• [GOAL]
Where a line contains the string "EURUSD", copy that line.

• [INPUT ROWS]
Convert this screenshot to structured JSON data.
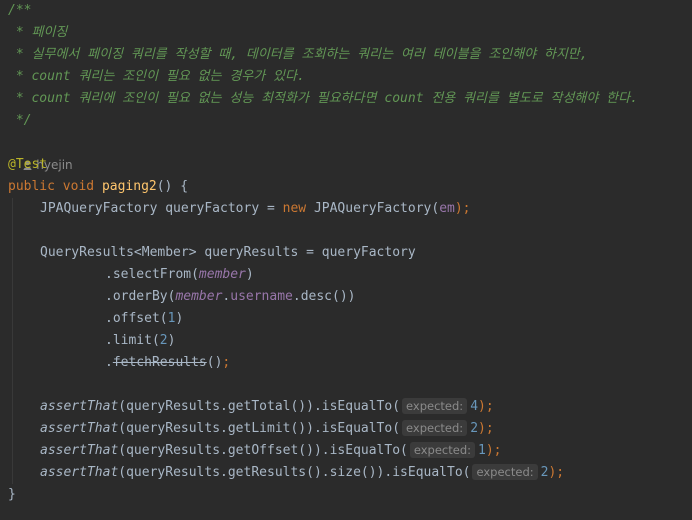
{
  "comment": {
    "open": "/**",
    "lines": [
      " * 페이징",
      " * 실무에서 페이징 쿼리를 작성할 때, 데이터를 조회하는 쿼리는 여러 테이블을 조인해야 하지만,",
      " * count 쿼리는 조인이 필요 없는 경우가 있다.",
      " * count 쿼리에 조인이 필요 없는 성능 최적화가 필요하다면 count 전용 쿼리를 별도로 작성해야 한다."
    ],
    "close": " */"
  },
  "author": "hyejin",
  "annotation": "@Test",
  "method": {
    "public": "public",
    "void": "void",
    "name": "paging2",
    "sig_end": "() {"
  },
  "body": {
    "factory_type": "JPAQueryFactory queryFactory = ",
    "new_kw": "new",
    "factory_ctor": " JPAQueryFactory(",
    "em": "em",
    "factory_end": ");",
    "results_decl": "QueryResults<Member> queryResults = queryFactory",
    "select_from": ".selectFrom(",
    "member": "member",
    "close_paren": ")",
    "order_by": ".orderBy(",
    "member2": "member",
    "dot": ".",
    "username": "username",
    "desc": ".desc())",
    "offset": ".offset(",
    "offset_val": "1",
    "limit": ".limit(",
    "limit_val": "2",
    "fetch_dot": ".",
    "fetch": "fetchResults",
    "fetch_end": "()",
    "semi": ";"
  },
  "asserts": [
    {
      "fn": "assertThat",
      "arg": "(queryResults.getTotal()).isEqualTo(",
      "hint": "expected:",
      "val": "4",
      "end": ");"
    },
    {
      "fn": "assertThat",
      "arg": "(queryResults.getLimit()).isEqualTo(",
      "hint": "expected:",
      "val": "2",
      "end": ");"
    },
    {
      "fn": "assertThat",
      "arg": "(queryResults.getOffset()).isEqualTo(",
      "hint": "expected:",
      "val": "1",
      "end": ");"
    },
    {
      "fn": "assertThat",
      "arg": "(queryResults.getResults().size()).isEqualTo(",
      "hint": "expected:",
      "val": "2",
      "end": ");"
    }
  ],
  "closing_brace": "}"
}
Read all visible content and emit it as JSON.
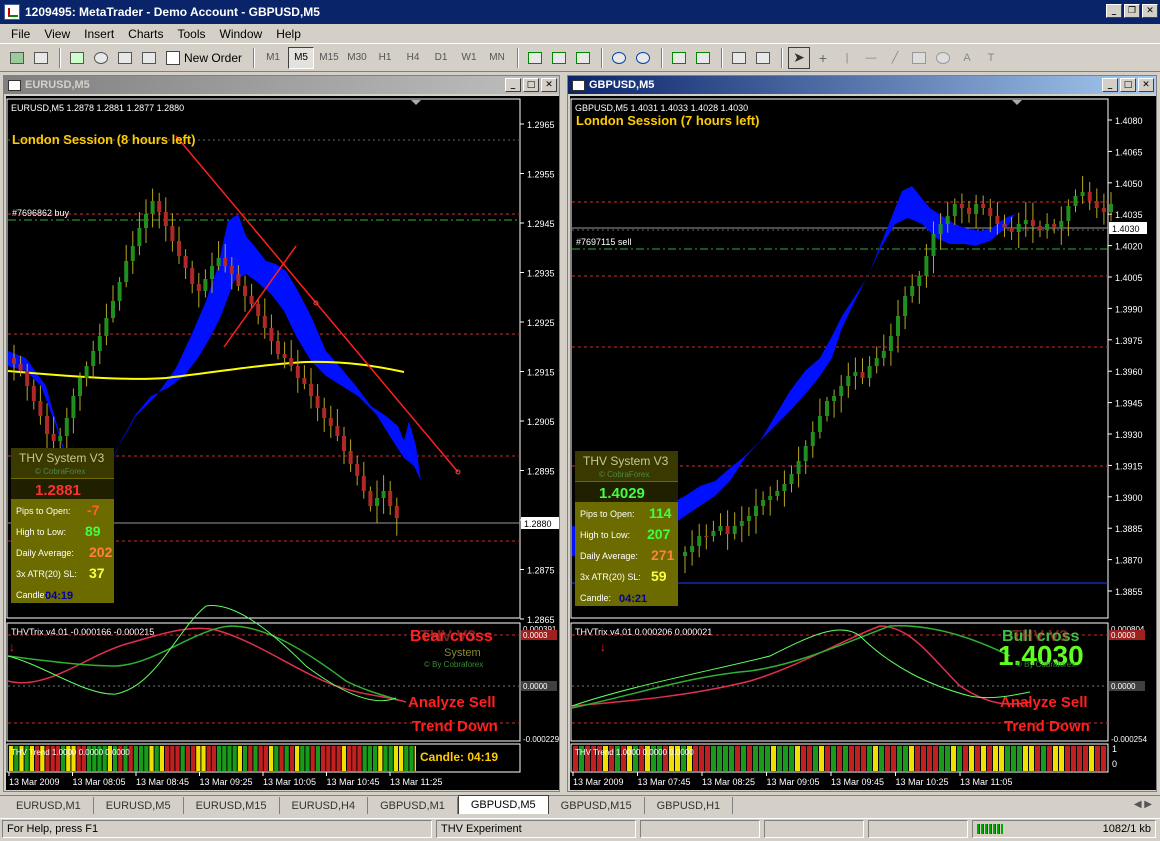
{
  "window": {
    "title": "1209495: MetaTrader - Demo Account - GBPUSD,M5"
  },
  "menu": [
    "File",
    "View",
    "Insert",
    "Charts",
    "Tools",
    "Window",
    "Help"
  ],
  "toolbar": {
    "new_order": "New Order",
    "timeframes": [
      "M1",
      "M5",
      "M15",
      "M30",
      "H1",
      "H4",
      "D1",
      "W1",
      "MN"
    ],
    "active_timeframe": "M5"
  },
  "left": {
    "window_title": "EURUSD,M5",
    "header": "EURUSD,M5  1.2878 1.2881 1.2877 1.2880",
    "session": "London Session (8 hours left)",
    "order_label": "#7696862 buy",
    "price_ticks": [
      "1.2965",
      "1.2955",
      "1.2945",
      "1.2935",
      "1.2925",
      "1.2915",
      "1.2905",
      "1.2895",
      "1.2885",
      "1.2875",
      "1.2865"
    ],
    "current_price": "1.2880",
    "panel": {
      "title": "THV System V3",
      "brand": "© CobraForex",
      "price": "1.2881",
      "pips_label": "Pips to Open:",
      "pips": "-7",
      "hl_label": "High to Low:",
      "hl": "89",
      "avg_label": "Daily Average:",
      "avg": "202",
      "atr_label": "3x ATR(20) SL:",
      "atr": "37",
      "candle_label": "Candle:",
      "candle": "04:19"
    },
    "trix_header": "THVTrix v4.01 -0.000166 -0.000215",
    "trix_ticks": [
      "0.000391",
      "0.0003",
      "0.0000",
      "-0.000229"
    ],
    "cross": "Bear cross",
    "cross_overlap": "THV V3",
    "system_label": "System",
    "by_label": "© By Cobraforex",
    "analyze": "Analyze Sell",
    "trend": "Trend Down",
    "trend_header": "THV Trend 1.0000 0.0000 0.0000",
    "trend_candle": "Candle:  04:19",
    "dates": [
      "13 Mar 2009",
      "13 Mar 08:05",
      "13 Mar 08:45",
      "13 Mar 09:25",
      "13 Mar 10:05",
      "13 Mar 10:45",
      "13 Mar 11:25"
    ]
  },
  "right": {
    "window_title": "GBPUSD,M5",
    "header": "GBPUSD,M5  1.4031 1.4033 1.4028 1.4030",
    "session": "London Session (7 hours left)",
    "order_label": "#7697115 sell",
    "price_ticks": [
      "1.4080",
      "1.4065",
      "1.4050",
      "1.4035",
      "1.4020",
      "1.4005",
      "1.3990",
      "1.3975",
      "1.3960",
      "1.3945",
      "1.3930",
      "1.3915",
      "1.3900",
      "1.3885",
      "1.3870",
      "1.3855"
    ],
    "current_price": "1.4030",
    "panel": {
      "title": "THV System V3",
      "brand": "© CobraForex",
      "price": "1.4029",
      "pips_label": "Pips to Open:",
      "pips": "114",
      "hl_label": "High to Low:",
      "hl": "207",
      "avg_label": "Daily Average:",
      "avg": "271",
      "atr_label": "3x ATR(20) SL:",
      "atr": "59",
      "candle_label": "Candle:",
      "candle": "04:21"
    },
    "trix_header": "THVTrix v4.01 0.000206 0.000021",
    "trix_ticks": [
      "0.000804",
      "0.0003",
      "0.0000",
      "-0.000254"
    ],
    "cross": "Bull cross",
    "cross_overlap": "THV V3",
    "big_price": "1.4030",
    "by_label": "© By Cobraforex",
    "analyze": "Analyze Sell",
    "trend": "Trend Down",
    "trend_header": "THV Trend 1.0000 0.0000 0.0000",
    "trend_ticks": [
      "1",
      "0"
    ],
    "dates": [
      "13 Mar 2009",
      "13 Mar 07:45",
      "13 Mar 08:25",
      "13 Mar 09:05",
      "13 Mar 09:45",
      "13 Mar 10:25",
      "13 Mar 11:05"
    ]
  },
  "tabs": [
    "EURUSD,M1",
    "EURUSD,M5",
    "EURUSD,M15",
    "EURUSD,H4",
    "GBPUSD,M1",
    "GBPUSD,M5",
    "GBPUSD,M15",
    "GBPUSD,H1"
  ],
  "active_tab": "GBPUSD,M5",
  "status": {
    "help": "For Help, press F1",
    "profile": "THV Experiment",
    "traffic": "1082/1 kb"
  },
  "colors": {
    "bull": "#1f8f1f",
    "bear": "#b02828",
    "cloud": "#0000ff",
    "ma": "#ffff00",
    "session": "#ffcc00",
    "panel_bg": "#6b6b00"
  }
}
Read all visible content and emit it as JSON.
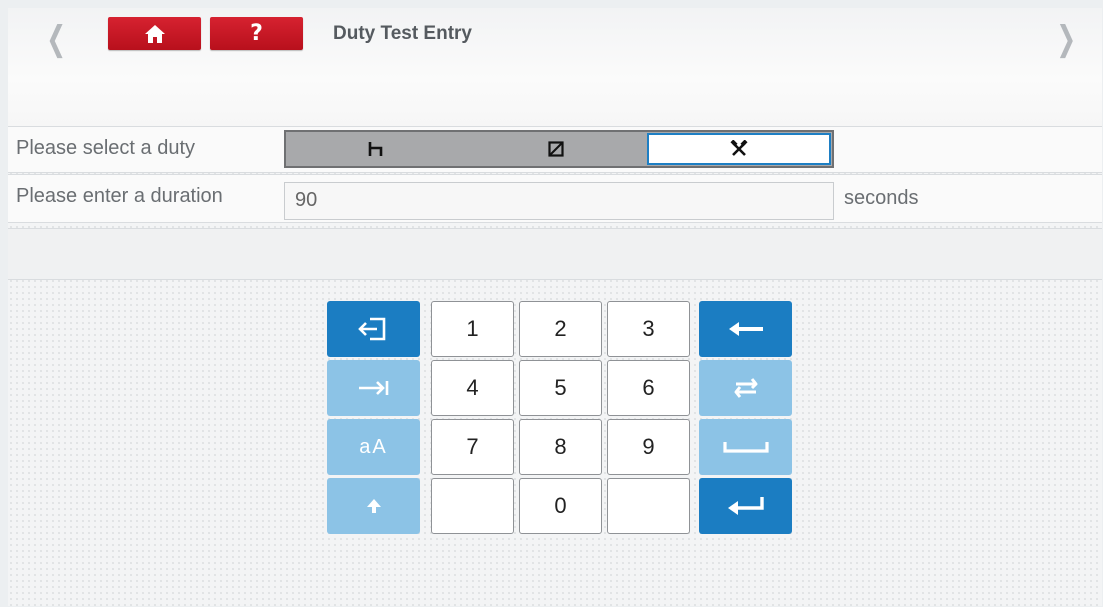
{
  "header": {
    "title": "Duty Test Entry",
    "help_label": "?"
  },
  "form": {
    "duty_label": "Please select a duty",
    "duty_options": [
      {
        "icon": "rest-icon",
        "glyph": "h",
        "selected": false
      },
      {
        "icon": "availability-icon",
        "glyph": "⊠",
        "selected": false
      },
      {
        "icon": "work-icon",
        "glyph": "⚒",
        "selected": true
      }
    ],
    "duration_label": "Please enter a duration",
    "duration_value": "90",
    "duration_unit": "seconds"
  },
  "keypad": {
    "digits": [
      "1",
      "2",
      "3",
      "4",
      "5",
      "6",
      "7",
      "8",
      "9",
      "",
      "0",
      ""
    ],
    "left_keys": [
      {
        "name": "exit-keyboard-key",
        "icon": "exit-icon",
        "style": "dark"
      },
      {
        "name": "tab-key",
        "icon": "tab-icon",
        "style": "light"
      },
      {
        "name": "case-toggle-key",
        "label": "aA",
        "style": "light"
      },
      {
        "name": "shift-key",
        "icon": "arrow-up-icon",
        "style": "light"
      }
    ],
    "right_keys": [
      {
        "name": "backspace-key",
        "icon": "arrow-left-icon",
        "style": "dark"
      },
      {
        "name": "swap-key",
        "icon": "swap-icon",
        "style": "light"
      },
      {
        "name": "space-key",
        "icon": "space-icon",
        "style": "light"
      },
      {
        "name": "enter-key",
        "icon": "enter-icon",
        "style": "dark"
      }
    ],
    "case_label": "aA"
  },
  "colors": {
    "accent_red": "#c8161f",
    "key_dark_blue": "#1b7dc2",
    "key_light_blue": "#8cc3e6"
  }
}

• [OUTPUT BELOW]
    "window_title": "EURUSD,M5",
    "header": "EURUSD,M5  1.2878 1.2881 1.2877 1.2880",
    "EURUSD,M1",
    "EURUSD,M5",
    "EURUSD,M15",
    "EURUSD,H4",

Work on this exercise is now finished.